** begin Record excerpts **

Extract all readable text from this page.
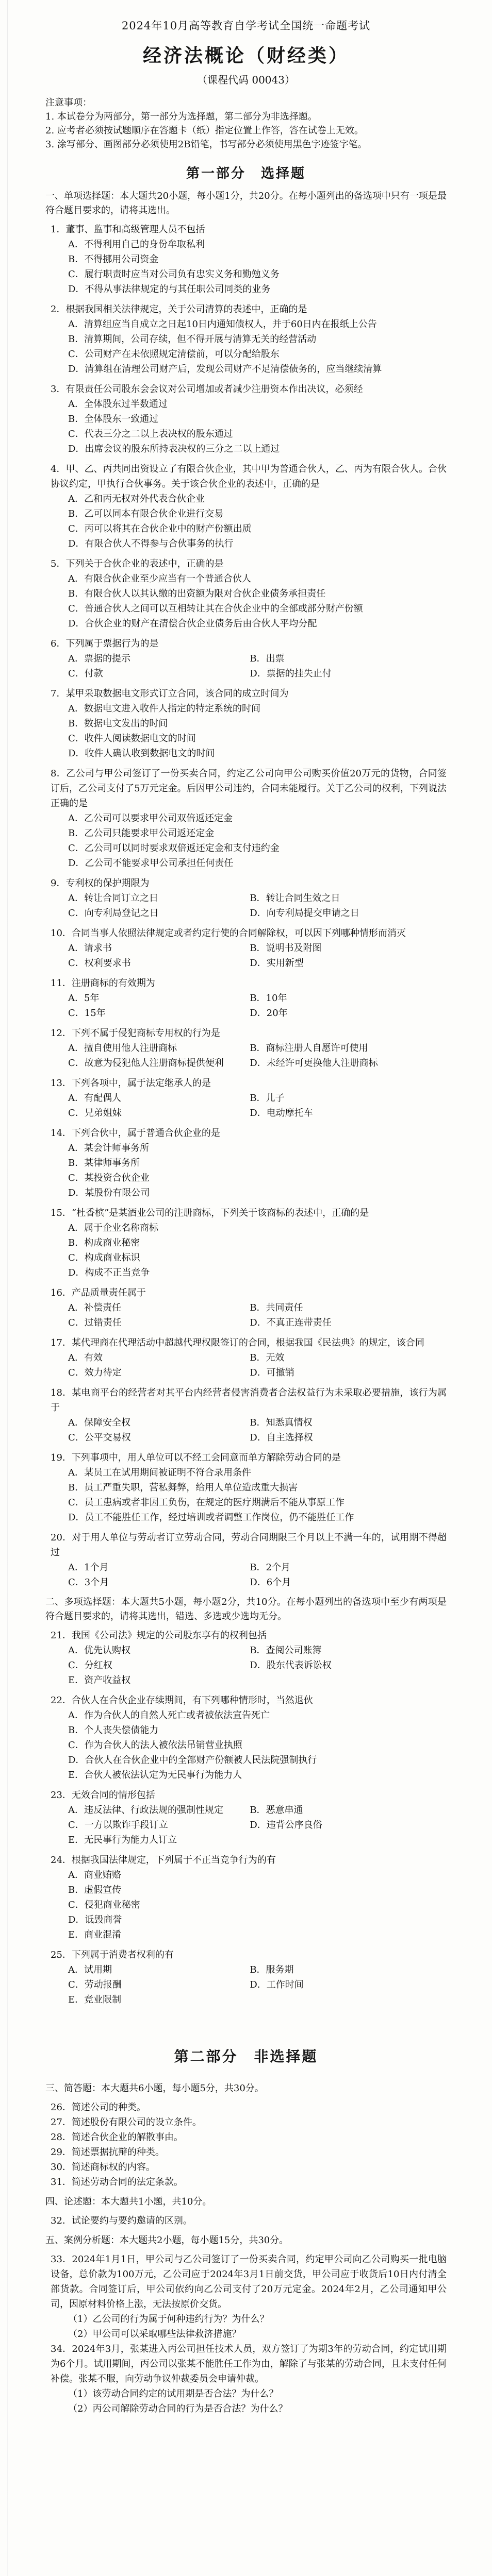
2024年10月高等教育自学考试全国统一命题考试

经济法概论（财经类）

（课程代码 00043）

注意事项：

1. 本试卷分为两部分，第一部分为选择题，第二部分为非选择题。

2. 应考者必须按试题顺序在答题卡（纸）指定位置上作答，答在试卷上无效。

3. 涂写部分、画图部分必须使用2B铅笔，书写部分必须使用黑色字迹签字笔。

第一部分　选择题

一、单项选择题：本大题共20小题，每小题1分，共20分。在每小题列出的备选项中只有一项是最符合题目要求的，请将其选出。

1．董事、监事和高级管理人员不包括

A．不得利用自己的身份牟取私利
B．不得挪用公司资金
C．履行职责时应当对公司负有忠实义务和勤勉义务
D．不得从事法律规定的与其任职公司同类的业务

2．根据我国相关法律规定，关于公司清算的表述中，正确的是

A．清算组应当自成立之日起10日内通知债权人，并于60日内在报纸上公告
B．清算期间，公司存续，但不得开展与清算无关的经营活动
C．公司财产在未依照规定清偿前，可以分配给股东
D．清算组在清理公司财产后，发现公司财产不足清偿债务的，应当继续清算

3．有限责任公司股东会会议对公司增加或者减少注册资本作出决议，必须经

A．全体股东过半数通过
B．全体股东一致通过
C．代表三分之二以上表决权的股东通过
D．出席会议的股东所持表决权的三分之二以上通过

4．甲、乙、丙共同出资设立了有限合伙企业，其中甲为普通合伙人，乙、丙为有限合伙人。合伙协议约定，甲执行合伙事务。关于该合伙企业的表述中，正确的是

A．乙和丙无权对外代表合伙企业
B．乙可以同本有限合伙企业进行交易
C．丙可以将其在合伙企业中的财产份额出质
D．有限合伙人不得参与合伙事务的执行

5．下列关于合伙企业的表述中，正确的是

A．有限合伙企业至少应当有一个普通合伙人
B．有限合伙人以其认缴的出资额为限对合伙企业债务承担责任
C．普通合伙人之间可以互相转让其在合伙企业中的全部或部分财产份额
D．合伙企业的财产在清偿合伙企业债务后由合伙人平均分配

6．下列属于票据行为的是

A．票据的提示	B．出票C．付款	D．票据的挂失止付

7．某甲采取数据电文形式订立合同，该合同的成立时间为

A．数据电文进入收件人指定的特定系统的时间
B．数据电文发出的时间
C．收件人阅读数据电文的时间
D．收件人确认收到数据电文的时间

8．乙公司与甲公司签订了一份买卖合同，约定乙公司向甲公司购买价值20万元的货物，合同签订后，乙公司支付了5万元定金。后因甲公司违约，合同未能履行。关于乙公司的权利，下列说法正确的是

A．乙公司可以要求甲公司双倍返还定金
B．乙公司只能要求甲公司返还定金
C．乙公司可以同时要求双倍返还定金和支付违约金
D．乙公司不能要求甲公司承担任何责任

9．专利权的保护期限为

A．转让合同订立之日	B．转让合同生效之日C．向专利局登记之日	D．向专利局提交申请之日

10．合同当事人依照法律规定或者约定行使的合同解除权，可以因下列哪种情形而消灭

A．请求书	B．说明书及附图C．权利要求书	D．实用新型

11．注册商标的有效期为

A．5年	B．10年C．15年	D．20年

12．下列不属于侵犯商标专用权的行为是

A．擅自使用他人注册商标	B．商标注册人自愿许可使用C．故意为侵犯他人注册商标提供便利	D．未经许可更换他人注册商标

13．下列各项中，属于法定继承人的是

A．有配偶人	B．儿子C．兄弟姐妹	D．电动摩托车

14．下列合伙中，属于普通合伙企业的是

A．某会计师事务所
B．某律师事务所
C．某投资合伙企业
D．某股份有限公司

15．“杜香槟”是某酒业公司的注册商标，下列关于该商标的表述中，正确的是

A．属于企业名称商标
B．构成商业秘密
C．构成商业标识
D．构成不正当竞争

16．产品质量责任属于

A．补偿责任	B．共同责任C．过错责任	D．不真正连带责任

17．某代理商在代理活动中超越代理权限签订的合同，根据我国《民法典》的规定，该合同

A．有效	B．无效C．效力待定	D．可撤销

18．某电商平台的经营者对其平台内经营者侵害消费者合法权益行为未采取必要措施，该行为属于

A．保障安全权	B．知悉真情权C．公平交易权	D．自主选择权

19．下列事项中，用人单位可以不经工会同意而单方解除劳动合同的是

A．某员工在试用期间被证明不符合录用条件
B．员工严重失职，营私舞弊，给用人单位造成重大损害
C．员工患病或者非因工负伤，在规定的医疗期满后不能从事原工作
D．员工不能胜任工作，经过培训或者调整工作岗位，仍不能胜任工作

20．对于用人单位与劳动者订立劳动合同，劳动合同期限三个月以上不满一年的，试用期不得超过

A．1个月	B．2个月C．3个月	D．6个月

二、多项选择题：本大题共5小题，每小题2分，共10分。在每小题列出的备选项中至少有两项是符合题目要求的，请将其选出，错选、多选或少选均无分。

21．我国《公司法》规定的公司股东享有的权利包括

A．优先认购权	B．查阅公司账簿C．分红权	D．股东代表诉讼权E．资产收益权

22．合伙人在合伙企业存续期间，有下列哪种情形时，当然退伙

A．作为合伙人的自然人死亡或者被依法宣告死亡
B．个人丧失偿债能力
C．作为合伙人的法人被依法吊销营业执照
D．合伙人在合伙企业中的全部财产份额被人民法院强制执行
E．合伙人被依法认定为无民事行为能力人

23．无效合同的情形包括

A．违反法律、行政法规的强制性规定	B．恶意串通C．一方以欺诈手段订立	D．违背公序良俗E．无民事行为能力人订立

24．根据我国法律规定，下列属于不正当竞争行为的有

A．商业贿赂
B．虚假宣传
C．侵犯商业秘密
D．诋毁商誉
E．商业混淆

25．下列属于消费者权利的有

A．试用期	B．服务期C．劳动报酬	D．工作时间E．竞业限制
第二部分　非选择题

三、简答题：本大题共6小题，每小题5分，共30分。

26．简述公司的种类。

27．简述股份有限公司的设立条件。

28．简述合伙企业的解散事由。

29．简述票据抗辩的种类。

30．简述商标权的内容。

31．简述劳动合同的法定条款。

四、论述题：本大题共1小题，共10分。

32．试论要约与要约邀请的区别。

五、案例分析题：本大题共2小题，每小题15分，共30分。

33．2024年1月1日，甲公司与乙公司签订了一份买卖合同，约定甲公司向乙公司购买一批电脑设备，总价款为100万元，乙公司应于2024年3月1日前交货，甲公司应于收货后10日内付清全部货款。合同签订后，甲公司依约向乙公司支付了20万元定金。2024年2月，乙公司通知甲公司，因原材料价格上涨，无法按原价交货。

（1）乙公司的行为属于何种违约行为？为什么？

（2）甲公司可以采取哪些法律救济措施？

34．2024年3月，张某进入丙公司担任技术人员，双方签订了为期3年的劳动合同，约定试用期为6个月。试用期间，丙公司以张某不能胜任工作为由，解除了与张某的劳动合同，且未支付任何补偿。张某不服，向劳动争议仲裁委员会申请仲裁。

（1）该劳动合同约定的试用期是否合法？为什么？

（2）丙公司解除劳动合同的行为是否合法？为什么？
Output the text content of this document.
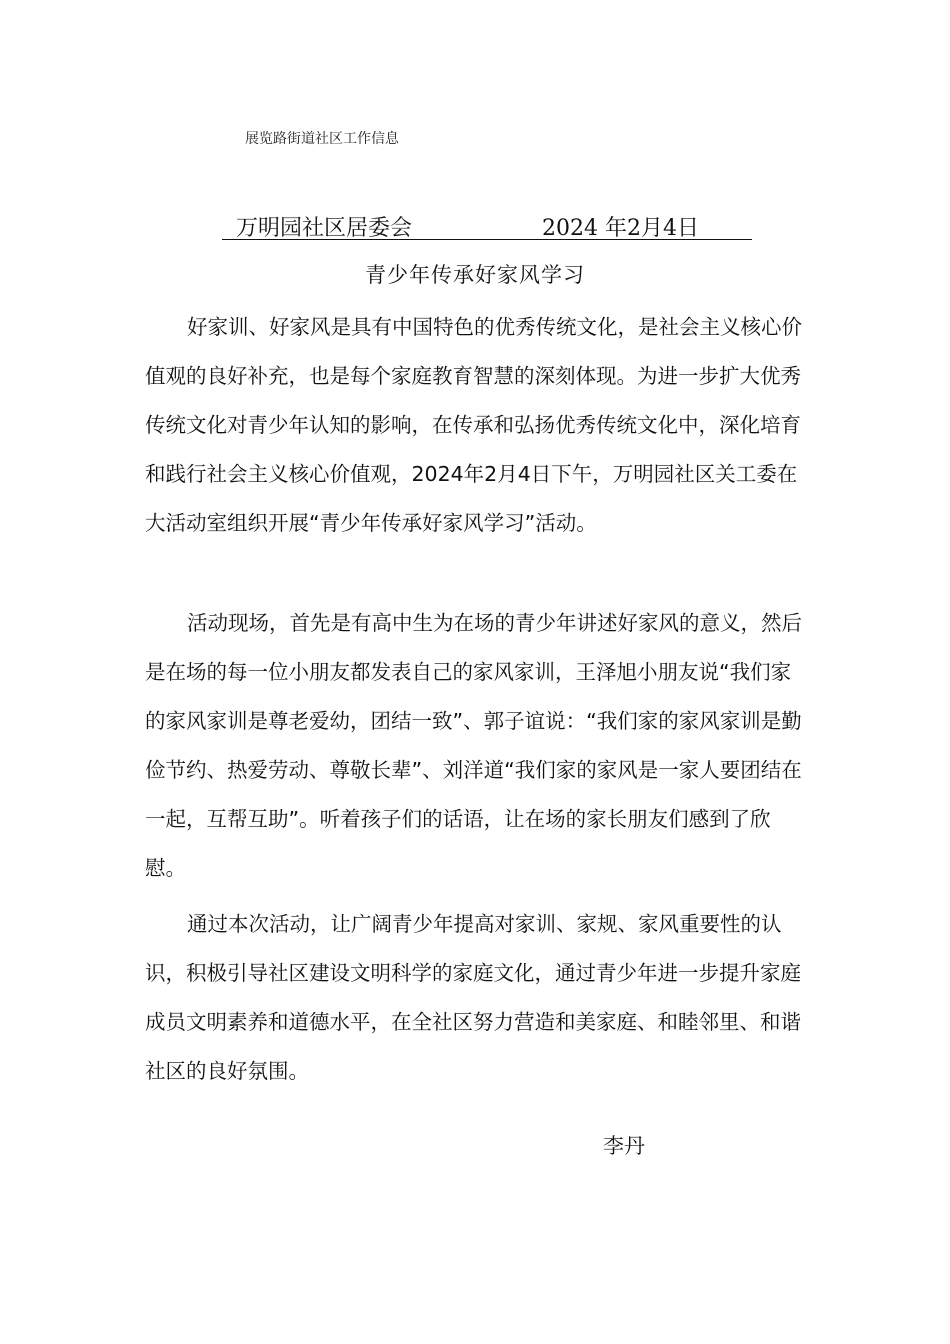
展览路街道社区工作信息
万明园社区居委会	2024 年2月4日
青少年传承好家风学习

好家训、好家风是具有中国特色的优秀传统文化，是社会主义核心价值观的良好补充，也是每个家庭教育智慧的深刻体现。为进一步扩大优秀传统文化对青少年认知的影响，在传承和弘扬优秀传统文化中，深化培育和践行社会主义核心价值观，2024年2月4日下午，万明园社区关工委在大活动室组织开展“青少年传承好家风学习”活动。

活动现场，首先是有高中生为在场的青少年讲述好家风的意义，然后是在场的每一位小朋友都发表自己的家风家训，王泽旭小朋友说“我们家的家风家训是尊老爱幼，团结一致”、郭子谊说：“我们家的家风家训是勤俭节约、热爱劳动、尊敬长辈”、刘洋道“我们家的家风是一家人要团结在一起，互帮互助”。听着孩子们的话语，让在场的家长朋友们感到了欣慰。

通过本次活动，让广阔青少年提高对家训、家规、家风重要性的认识，积极引导社区建设文明科学的家庭文化，通过青少年进一步提升家庭成员文明素养和道德水平，在全社区努力营造和美家庭、和睦邻里、和谐社区的良好氛围。

李丹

** end Record excerpts **

Challenge:
Print the lines from the one that contains "Output the text content of this document." through the last line of the data, exactly and in full, and no other lines. Pictures are not part of the copy.

Full answer:
Output the text content of this document.
展览路街道社区工作信息
万明园社区居委会	2024 年2月4日
青少年传承好家风学习

好家训、好家风是具有中国特色的优秀传统文化，是社会主义核心价值观的良好补充，也是每个家庭教育智慧的深刻体现。为进一步扩大优秀传统文化对青少年认知的影响，在传承和弘扬优秀传统文化中，深化培育和践行社会主义核心价值观，2024年2月4日下午，万明园社区关工委在大活动室组织开展“青少年传承好家风学习”活动。

活动现场，首先是有高中生为在场的青少年讲述好家风的意义，然后是在场的每一位小朋友都发表自己的家风家训，王泽旭小朋友说“我们家的家风家训是尊老爱幼，团结一致”、郭子谊说：“我们家的家风家训是勤俭节约、热爱劳动、尊敬长辈”、刘洋道“我们家的家风是一家人要团结在一起，互帮互助”。听着孩子们的话语，让在场的家长朋友们感到了欣慰。

通过本次活动，让广阔青少年提高对家训、家规、家风重要性的认识，积极引导社区建设文明科学的家庭文化，通过青少年进一步提升家庭成员文明素养和道德水平，在全社区努力营造和美家庭、和睦邻里、和谐社区的良好氛围。

李丹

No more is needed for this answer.